GIVEN DATA
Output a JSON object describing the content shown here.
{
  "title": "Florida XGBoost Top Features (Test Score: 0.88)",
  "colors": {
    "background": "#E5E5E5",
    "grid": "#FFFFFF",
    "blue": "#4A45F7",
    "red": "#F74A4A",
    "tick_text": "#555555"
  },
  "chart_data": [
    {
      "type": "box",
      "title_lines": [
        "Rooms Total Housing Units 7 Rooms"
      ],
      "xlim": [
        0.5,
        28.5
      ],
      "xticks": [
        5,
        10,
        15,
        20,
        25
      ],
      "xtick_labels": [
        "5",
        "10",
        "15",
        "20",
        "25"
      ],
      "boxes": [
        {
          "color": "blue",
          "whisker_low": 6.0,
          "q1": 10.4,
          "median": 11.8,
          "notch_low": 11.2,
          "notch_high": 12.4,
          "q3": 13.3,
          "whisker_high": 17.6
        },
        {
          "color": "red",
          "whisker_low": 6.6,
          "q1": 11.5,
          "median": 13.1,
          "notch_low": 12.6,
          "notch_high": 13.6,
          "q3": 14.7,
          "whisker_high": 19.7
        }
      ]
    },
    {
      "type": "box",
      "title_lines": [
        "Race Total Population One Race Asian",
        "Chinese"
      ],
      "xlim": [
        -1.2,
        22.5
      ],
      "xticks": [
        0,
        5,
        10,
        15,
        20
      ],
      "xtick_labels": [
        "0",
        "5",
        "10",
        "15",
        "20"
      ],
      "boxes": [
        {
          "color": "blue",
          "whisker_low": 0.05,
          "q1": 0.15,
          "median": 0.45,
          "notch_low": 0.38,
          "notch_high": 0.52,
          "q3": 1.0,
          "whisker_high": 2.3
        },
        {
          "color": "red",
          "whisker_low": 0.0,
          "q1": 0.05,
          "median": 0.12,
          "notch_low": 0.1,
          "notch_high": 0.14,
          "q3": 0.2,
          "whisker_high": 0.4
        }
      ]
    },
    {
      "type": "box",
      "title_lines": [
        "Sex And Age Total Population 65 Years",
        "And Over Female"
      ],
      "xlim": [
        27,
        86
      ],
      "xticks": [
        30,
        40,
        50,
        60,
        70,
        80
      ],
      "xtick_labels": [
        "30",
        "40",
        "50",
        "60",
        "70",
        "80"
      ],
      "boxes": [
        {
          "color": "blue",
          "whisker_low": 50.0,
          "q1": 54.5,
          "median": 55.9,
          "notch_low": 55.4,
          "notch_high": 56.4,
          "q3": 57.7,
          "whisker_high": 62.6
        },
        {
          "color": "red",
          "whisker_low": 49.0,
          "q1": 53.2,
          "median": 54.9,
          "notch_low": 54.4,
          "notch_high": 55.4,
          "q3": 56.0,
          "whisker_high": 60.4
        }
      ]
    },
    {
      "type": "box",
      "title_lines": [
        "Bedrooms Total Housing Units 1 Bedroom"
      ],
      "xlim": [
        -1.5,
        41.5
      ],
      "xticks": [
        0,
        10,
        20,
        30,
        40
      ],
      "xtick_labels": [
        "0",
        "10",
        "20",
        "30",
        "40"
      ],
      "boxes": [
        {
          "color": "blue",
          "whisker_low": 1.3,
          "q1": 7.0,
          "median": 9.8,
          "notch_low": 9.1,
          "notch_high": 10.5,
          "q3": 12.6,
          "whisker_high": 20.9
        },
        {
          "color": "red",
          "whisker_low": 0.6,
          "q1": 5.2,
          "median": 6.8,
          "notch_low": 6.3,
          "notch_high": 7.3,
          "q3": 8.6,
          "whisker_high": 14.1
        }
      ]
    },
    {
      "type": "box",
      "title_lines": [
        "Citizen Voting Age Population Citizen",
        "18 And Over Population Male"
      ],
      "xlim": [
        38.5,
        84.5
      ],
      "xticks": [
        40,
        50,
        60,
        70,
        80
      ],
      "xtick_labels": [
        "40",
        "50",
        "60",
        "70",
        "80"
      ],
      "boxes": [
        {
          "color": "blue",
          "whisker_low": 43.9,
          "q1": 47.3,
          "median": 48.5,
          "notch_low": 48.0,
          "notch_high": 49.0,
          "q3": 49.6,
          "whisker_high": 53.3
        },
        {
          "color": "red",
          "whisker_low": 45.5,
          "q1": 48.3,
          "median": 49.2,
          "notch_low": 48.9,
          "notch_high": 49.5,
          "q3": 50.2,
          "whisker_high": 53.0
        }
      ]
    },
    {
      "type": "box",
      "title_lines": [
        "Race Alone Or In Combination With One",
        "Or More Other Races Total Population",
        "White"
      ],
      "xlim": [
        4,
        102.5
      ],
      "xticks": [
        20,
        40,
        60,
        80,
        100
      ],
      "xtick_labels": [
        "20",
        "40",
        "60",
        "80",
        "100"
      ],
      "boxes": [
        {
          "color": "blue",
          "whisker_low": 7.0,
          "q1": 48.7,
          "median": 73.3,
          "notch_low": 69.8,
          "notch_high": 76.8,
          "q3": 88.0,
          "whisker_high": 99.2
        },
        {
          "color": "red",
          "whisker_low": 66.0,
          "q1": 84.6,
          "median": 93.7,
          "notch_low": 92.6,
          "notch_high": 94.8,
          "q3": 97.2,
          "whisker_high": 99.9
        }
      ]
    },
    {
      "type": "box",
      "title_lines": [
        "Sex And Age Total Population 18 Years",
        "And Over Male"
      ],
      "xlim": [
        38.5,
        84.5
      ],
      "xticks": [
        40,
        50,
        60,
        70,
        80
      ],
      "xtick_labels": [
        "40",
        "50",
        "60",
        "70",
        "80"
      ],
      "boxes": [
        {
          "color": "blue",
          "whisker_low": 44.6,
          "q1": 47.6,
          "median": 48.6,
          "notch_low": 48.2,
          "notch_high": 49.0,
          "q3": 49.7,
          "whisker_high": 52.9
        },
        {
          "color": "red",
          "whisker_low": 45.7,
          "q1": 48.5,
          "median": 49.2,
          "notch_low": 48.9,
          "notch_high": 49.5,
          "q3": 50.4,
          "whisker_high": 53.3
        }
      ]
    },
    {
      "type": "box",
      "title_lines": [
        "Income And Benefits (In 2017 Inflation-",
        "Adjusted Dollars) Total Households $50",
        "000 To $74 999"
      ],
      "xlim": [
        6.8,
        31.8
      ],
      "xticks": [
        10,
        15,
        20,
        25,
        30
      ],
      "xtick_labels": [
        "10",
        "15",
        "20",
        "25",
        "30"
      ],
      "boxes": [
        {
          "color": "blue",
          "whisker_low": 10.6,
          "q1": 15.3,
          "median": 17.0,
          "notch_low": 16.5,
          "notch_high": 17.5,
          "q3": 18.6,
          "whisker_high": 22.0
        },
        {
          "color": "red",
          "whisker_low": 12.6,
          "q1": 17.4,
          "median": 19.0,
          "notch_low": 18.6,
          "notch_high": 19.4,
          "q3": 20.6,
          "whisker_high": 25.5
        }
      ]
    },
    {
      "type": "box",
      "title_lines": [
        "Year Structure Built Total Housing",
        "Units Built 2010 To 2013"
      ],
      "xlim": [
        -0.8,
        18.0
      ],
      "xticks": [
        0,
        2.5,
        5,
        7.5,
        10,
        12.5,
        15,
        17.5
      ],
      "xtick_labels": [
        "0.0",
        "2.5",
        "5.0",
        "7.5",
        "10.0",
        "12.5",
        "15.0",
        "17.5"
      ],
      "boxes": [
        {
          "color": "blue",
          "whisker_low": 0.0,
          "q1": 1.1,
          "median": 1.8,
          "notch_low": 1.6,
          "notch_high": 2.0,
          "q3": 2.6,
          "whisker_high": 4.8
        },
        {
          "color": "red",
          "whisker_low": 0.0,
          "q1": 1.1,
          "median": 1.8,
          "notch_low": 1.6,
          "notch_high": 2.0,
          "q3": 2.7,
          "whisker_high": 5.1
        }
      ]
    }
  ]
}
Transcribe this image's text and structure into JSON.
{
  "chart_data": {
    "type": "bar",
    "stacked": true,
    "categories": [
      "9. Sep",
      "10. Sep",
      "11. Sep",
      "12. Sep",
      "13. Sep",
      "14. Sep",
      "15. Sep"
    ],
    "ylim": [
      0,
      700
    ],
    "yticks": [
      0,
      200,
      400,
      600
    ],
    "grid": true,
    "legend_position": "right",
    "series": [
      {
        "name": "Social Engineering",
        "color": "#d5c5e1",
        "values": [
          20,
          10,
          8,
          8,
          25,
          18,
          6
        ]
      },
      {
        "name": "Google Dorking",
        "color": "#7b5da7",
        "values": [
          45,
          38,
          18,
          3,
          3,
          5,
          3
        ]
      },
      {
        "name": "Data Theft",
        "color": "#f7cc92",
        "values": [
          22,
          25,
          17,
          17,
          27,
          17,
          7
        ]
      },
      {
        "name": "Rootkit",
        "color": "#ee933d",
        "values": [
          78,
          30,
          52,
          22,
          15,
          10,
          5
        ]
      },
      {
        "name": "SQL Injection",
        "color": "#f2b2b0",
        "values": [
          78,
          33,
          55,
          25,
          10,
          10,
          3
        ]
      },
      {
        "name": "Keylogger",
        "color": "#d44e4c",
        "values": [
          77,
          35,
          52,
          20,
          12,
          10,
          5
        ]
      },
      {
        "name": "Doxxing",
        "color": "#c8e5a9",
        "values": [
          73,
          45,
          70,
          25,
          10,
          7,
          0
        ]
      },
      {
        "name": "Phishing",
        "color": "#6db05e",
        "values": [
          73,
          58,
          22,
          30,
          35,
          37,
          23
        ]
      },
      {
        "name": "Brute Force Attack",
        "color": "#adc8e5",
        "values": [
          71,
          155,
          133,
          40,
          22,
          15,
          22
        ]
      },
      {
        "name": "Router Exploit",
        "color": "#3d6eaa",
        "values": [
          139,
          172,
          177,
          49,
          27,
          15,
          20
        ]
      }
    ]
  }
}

WORK INSTRUCTIONS
Check every line of the data above for the string "Built", and copy those that have it.

SOLUTION TO THIS EXERCISE
        "Year Structure Built Total Housing",
        "Units Built 2010 To 2013"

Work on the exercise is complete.